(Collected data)
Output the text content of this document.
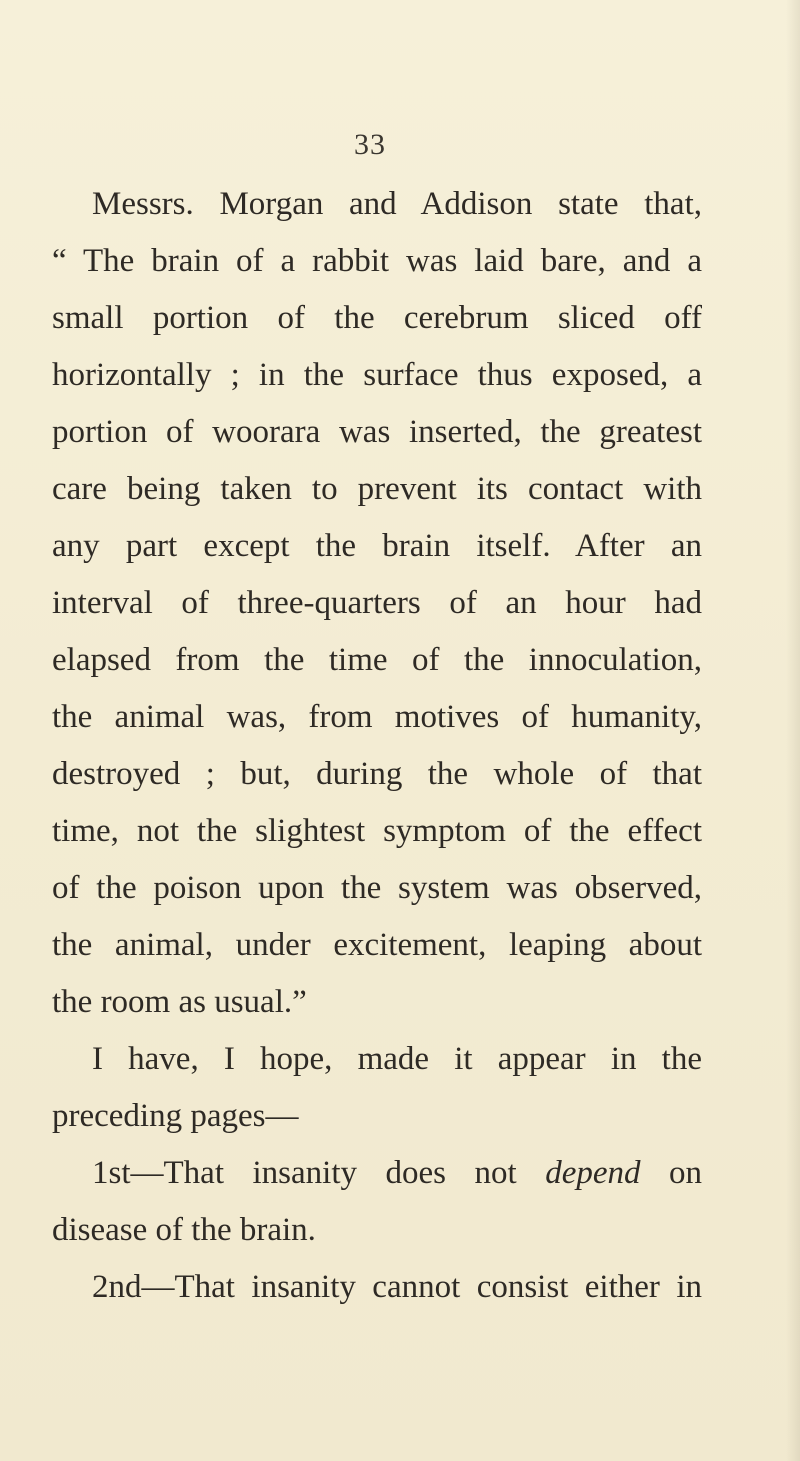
33
Messrs. Morgan and Addison state that,
“ The brain of a rabbit was laid bare, and a
small portion of the cerebrum sliced off
horizontally ; in the surface thus exposed, a
portion of woorara was inserted, the greatest
care being taken to prevent its contact with
any part except the brain itself. After an
interval of three-quarters of an hour had
elapsed from the time of the innoculation,
the animal was, from motives of humanity,
destroyed ; but, during the whole of that
time, not the slightest symptom of the effect
of the poison upon the system was observed,
the animal, under excitement, leaping about
the room as usual.”
I have, I hope, made it appear in the
preceding pages—
1st—That insanity does not depend on
disease of the brain.
2nd—That insanity cannot consist either in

Task details: All lines in the data that contain the word "time" should be copied.

Response:
elapsed from the time of the innoculation,
time, not the slightest symptom of the effect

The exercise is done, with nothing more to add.